-- START --

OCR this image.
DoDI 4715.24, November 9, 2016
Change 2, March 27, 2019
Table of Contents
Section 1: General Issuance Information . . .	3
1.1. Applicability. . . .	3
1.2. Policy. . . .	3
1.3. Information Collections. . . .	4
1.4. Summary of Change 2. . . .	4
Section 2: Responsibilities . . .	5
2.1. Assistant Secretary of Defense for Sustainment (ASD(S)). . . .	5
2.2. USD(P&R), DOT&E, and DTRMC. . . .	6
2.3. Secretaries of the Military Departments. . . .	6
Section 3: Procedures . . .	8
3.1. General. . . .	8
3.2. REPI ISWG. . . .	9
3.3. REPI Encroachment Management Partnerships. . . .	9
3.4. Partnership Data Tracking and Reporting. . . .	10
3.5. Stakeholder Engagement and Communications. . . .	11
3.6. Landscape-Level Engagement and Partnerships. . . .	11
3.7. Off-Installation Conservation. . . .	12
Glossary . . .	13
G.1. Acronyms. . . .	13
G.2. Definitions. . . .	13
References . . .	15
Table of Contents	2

-- END --

Description of the task => Give the count of lines in the data shown above that contain "Contents", and nothing else.

Completed task => 2